* _Task requirements_:
Copy every line of the listing that holds the string "JSON".
>>
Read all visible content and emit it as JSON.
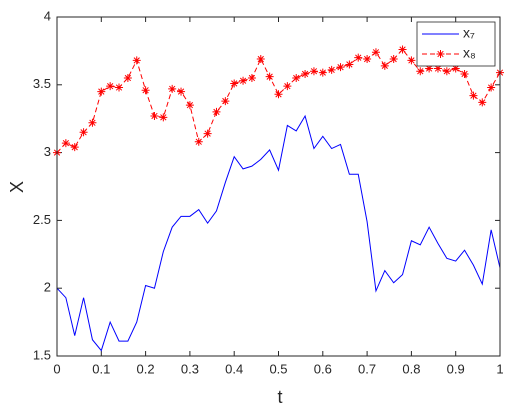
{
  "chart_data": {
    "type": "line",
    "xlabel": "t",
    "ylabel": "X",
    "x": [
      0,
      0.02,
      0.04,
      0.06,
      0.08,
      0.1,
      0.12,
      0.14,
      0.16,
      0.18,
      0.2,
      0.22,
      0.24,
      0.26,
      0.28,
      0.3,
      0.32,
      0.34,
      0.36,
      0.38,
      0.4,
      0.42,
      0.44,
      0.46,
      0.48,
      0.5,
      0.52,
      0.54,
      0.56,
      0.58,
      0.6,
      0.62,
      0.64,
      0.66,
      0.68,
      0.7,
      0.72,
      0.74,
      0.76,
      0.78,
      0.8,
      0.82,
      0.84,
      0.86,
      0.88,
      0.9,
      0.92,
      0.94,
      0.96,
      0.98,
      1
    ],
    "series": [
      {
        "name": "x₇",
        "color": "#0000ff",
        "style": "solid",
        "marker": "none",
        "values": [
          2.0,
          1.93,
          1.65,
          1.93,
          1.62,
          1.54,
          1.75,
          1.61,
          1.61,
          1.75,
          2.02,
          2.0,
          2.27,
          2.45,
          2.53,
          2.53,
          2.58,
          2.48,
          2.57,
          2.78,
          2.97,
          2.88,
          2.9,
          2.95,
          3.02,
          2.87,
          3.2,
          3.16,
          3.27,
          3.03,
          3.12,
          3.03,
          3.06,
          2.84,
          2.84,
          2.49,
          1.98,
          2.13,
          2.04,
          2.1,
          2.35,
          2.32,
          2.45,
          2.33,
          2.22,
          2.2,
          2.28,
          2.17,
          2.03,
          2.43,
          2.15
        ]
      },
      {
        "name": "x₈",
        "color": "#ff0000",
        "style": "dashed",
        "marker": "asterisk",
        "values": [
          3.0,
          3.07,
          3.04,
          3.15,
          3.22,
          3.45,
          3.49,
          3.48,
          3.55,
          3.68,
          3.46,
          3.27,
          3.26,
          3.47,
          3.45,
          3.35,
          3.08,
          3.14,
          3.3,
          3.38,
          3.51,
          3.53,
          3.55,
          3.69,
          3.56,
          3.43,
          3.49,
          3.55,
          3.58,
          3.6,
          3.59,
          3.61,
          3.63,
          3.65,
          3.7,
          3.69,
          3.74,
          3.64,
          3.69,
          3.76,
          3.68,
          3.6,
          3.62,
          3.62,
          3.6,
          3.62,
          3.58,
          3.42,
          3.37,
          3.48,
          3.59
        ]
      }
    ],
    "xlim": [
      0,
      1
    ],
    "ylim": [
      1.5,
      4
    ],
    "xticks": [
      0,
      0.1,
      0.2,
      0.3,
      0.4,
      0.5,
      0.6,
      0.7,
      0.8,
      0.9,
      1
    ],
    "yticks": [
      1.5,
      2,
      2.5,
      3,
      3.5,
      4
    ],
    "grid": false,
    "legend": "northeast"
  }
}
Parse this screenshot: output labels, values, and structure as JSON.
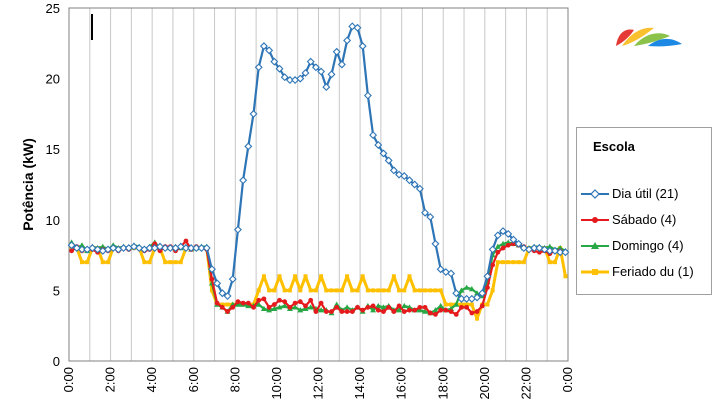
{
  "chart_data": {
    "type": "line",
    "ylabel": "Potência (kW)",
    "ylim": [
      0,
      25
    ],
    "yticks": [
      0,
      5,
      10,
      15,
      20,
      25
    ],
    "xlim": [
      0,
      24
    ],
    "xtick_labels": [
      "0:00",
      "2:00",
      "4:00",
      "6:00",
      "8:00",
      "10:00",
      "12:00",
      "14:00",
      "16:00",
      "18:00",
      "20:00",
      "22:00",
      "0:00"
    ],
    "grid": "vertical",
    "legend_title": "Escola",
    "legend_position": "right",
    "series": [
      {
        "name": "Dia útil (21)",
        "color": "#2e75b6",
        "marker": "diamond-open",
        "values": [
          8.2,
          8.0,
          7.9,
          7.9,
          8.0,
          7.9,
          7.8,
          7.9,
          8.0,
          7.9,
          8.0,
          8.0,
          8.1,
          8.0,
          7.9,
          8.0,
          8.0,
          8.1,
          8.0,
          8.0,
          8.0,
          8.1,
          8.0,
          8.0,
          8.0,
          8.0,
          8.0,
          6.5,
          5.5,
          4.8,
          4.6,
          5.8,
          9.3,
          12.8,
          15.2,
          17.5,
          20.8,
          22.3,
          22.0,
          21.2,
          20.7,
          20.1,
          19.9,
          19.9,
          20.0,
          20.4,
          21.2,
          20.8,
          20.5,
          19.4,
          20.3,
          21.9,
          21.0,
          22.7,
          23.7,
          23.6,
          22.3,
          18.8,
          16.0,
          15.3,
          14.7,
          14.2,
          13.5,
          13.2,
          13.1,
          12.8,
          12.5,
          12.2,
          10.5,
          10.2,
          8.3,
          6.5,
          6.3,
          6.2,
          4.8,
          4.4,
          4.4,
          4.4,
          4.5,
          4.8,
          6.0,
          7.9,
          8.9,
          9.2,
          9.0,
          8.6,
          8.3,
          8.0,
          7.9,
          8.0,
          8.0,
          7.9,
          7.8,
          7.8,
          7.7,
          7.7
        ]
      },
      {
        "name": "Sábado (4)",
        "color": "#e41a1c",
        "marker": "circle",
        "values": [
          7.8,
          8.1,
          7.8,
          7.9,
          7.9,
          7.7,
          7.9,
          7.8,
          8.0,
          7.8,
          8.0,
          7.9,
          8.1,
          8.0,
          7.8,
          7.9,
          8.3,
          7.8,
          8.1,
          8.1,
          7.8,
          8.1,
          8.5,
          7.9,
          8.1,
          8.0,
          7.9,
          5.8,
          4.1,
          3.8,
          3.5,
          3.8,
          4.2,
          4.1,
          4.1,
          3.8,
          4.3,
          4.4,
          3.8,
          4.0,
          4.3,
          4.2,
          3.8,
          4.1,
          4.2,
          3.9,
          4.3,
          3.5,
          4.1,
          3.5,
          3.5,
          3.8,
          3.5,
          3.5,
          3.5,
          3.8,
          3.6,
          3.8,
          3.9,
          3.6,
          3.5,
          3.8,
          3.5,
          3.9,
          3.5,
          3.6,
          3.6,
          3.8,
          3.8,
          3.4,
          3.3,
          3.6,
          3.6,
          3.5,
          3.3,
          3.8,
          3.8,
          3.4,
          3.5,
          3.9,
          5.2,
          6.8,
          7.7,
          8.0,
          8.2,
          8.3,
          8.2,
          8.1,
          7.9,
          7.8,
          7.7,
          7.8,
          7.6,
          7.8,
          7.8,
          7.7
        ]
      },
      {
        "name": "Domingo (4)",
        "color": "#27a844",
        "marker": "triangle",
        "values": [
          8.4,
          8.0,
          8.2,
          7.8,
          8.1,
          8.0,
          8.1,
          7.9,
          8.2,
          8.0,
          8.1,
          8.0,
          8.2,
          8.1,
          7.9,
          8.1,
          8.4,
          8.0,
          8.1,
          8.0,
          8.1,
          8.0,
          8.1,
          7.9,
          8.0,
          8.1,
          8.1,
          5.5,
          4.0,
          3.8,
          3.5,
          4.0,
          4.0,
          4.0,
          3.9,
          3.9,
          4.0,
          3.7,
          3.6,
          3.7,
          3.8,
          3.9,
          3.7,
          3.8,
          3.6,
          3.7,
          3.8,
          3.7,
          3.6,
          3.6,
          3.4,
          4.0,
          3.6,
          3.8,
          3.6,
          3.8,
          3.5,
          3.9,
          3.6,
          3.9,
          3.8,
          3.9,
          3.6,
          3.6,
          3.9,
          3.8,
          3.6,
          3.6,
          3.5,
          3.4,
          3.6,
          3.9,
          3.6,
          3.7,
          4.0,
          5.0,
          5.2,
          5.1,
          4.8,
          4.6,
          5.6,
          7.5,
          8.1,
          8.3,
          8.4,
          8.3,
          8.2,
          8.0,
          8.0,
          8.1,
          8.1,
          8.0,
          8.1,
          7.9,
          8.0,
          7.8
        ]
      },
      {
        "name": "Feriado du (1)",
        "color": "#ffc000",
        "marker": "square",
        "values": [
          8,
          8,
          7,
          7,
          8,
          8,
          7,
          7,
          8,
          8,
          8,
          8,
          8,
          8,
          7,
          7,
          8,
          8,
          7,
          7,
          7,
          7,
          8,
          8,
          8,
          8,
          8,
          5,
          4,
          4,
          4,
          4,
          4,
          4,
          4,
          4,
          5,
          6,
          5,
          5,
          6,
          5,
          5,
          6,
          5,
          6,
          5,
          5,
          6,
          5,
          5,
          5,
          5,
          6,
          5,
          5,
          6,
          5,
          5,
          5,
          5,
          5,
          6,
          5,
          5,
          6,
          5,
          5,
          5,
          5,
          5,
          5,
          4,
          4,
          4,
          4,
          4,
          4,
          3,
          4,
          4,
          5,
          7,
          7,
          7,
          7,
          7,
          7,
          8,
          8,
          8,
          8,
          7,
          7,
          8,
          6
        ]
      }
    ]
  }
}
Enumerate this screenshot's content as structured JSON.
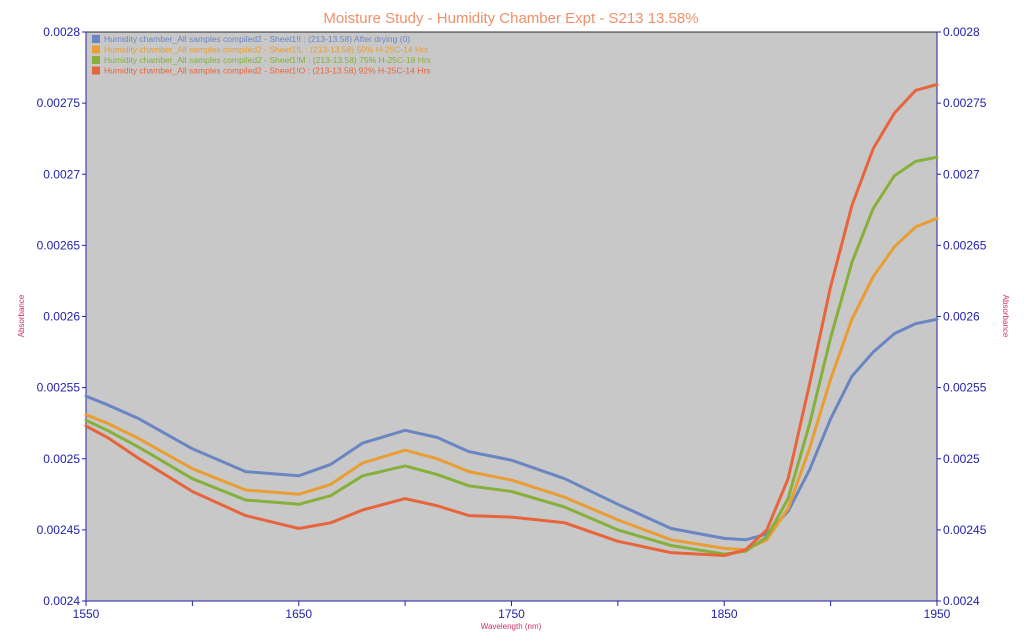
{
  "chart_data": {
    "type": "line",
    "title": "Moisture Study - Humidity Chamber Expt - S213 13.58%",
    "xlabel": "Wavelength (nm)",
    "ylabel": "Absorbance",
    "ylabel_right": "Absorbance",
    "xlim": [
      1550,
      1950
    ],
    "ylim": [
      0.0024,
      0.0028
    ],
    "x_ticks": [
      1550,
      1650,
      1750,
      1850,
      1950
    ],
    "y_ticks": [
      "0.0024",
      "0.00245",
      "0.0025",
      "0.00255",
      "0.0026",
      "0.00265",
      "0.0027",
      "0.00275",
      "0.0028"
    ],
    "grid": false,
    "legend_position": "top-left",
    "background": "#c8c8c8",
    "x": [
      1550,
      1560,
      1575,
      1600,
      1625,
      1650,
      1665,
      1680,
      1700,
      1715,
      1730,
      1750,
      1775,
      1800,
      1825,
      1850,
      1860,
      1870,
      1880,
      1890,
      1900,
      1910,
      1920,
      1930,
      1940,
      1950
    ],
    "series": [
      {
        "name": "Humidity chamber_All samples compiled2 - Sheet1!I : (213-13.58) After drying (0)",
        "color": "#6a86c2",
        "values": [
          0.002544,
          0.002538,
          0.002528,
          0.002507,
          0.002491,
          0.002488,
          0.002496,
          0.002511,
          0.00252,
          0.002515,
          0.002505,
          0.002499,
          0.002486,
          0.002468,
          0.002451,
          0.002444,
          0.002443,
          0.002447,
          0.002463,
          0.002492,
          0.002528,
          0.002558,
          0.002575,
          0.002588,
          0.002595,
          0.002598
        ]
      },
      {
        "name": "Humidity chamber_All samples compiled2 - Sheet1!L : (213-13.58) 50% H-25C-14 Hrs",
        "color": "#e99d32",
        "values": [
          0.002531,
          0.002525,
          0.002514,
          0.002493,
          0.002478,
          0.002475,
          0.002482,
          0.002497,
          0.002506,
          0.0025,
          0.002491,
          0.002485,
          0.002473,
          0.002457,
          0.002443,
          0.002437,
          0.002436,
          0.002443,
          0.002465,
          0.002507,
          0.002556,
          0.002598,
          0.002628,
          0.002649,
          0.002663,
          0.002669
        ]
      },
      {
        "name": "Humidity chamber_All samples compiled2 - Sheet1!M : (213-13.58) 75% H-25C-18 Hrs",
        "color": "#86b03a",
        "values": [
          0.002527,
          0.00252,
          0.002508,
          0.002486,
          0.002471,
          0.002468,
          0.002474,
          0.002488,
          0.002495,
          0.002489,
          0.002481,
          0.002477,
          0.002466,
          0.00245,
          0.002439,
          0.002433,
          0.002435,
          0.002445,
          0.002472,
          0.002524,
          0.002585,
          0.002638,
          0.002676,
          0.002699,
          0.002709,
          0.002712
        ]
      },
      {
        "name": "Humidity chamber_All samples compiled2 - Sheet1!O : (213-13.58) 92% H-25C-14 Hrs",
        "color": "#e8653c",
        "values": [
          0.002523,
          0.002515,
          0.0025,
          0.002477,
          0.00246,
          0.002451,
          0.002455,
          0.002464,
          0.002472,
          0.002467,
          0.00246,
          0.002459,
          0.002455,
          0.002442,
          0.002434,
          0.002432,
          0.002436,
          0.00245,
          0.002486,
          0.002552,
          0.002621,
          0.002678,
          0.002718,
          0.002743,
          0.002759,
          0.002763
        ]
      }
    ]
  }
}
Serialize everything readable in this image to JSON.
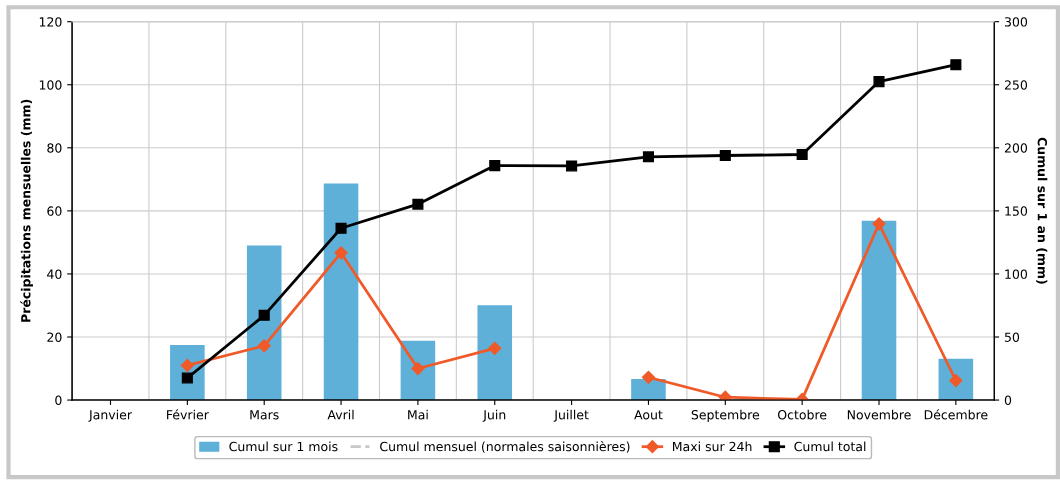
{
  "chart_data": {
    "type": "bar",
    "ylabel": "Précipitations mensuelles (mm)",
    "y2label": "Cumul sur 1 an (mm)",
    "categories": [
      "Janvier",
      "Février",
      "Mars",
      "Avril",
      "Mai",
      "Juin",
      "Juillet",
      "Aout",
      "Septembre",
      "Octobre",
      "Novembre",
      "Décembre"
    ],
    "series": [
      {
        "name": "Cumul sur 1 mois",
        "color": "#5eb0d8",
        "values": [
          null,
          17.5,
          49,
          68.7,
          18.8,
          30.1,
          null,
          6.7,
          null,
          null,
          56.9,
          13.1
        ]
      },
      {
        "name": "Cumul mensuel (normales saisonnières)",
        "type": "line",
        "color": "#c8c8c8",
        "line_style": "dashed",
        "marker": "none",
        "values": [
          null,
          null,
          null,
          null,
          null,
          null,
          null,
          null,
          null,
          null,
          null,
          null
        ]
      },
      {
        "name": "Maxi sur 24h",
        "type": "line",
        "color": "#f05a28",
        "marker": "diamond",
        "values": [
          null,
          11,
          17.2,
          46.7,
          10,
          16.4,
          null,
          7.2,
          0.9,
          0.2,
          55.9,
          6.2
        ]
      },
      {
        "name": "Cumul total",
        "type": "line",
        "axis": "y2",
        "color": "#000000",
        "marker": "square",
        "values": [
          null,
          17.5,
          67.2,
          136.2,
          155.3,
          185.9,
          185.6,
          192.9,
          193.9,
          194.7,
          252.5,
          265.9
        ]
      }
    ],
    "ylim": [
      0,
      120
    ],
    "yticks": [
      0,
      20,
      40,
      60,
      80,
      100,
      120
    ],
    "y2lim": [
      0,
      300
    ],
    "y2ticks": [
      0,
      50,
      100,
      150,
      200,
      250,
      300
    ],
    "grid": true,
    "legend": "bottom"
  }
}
<<
* _Solution below_:
Read all visible content and emit it as JSON.
Parse this screenshot: output labels, values, and structure as JSON.
Enumerate this screenshot's content as structured JSON.
Serialize everything readable in this image to JSON.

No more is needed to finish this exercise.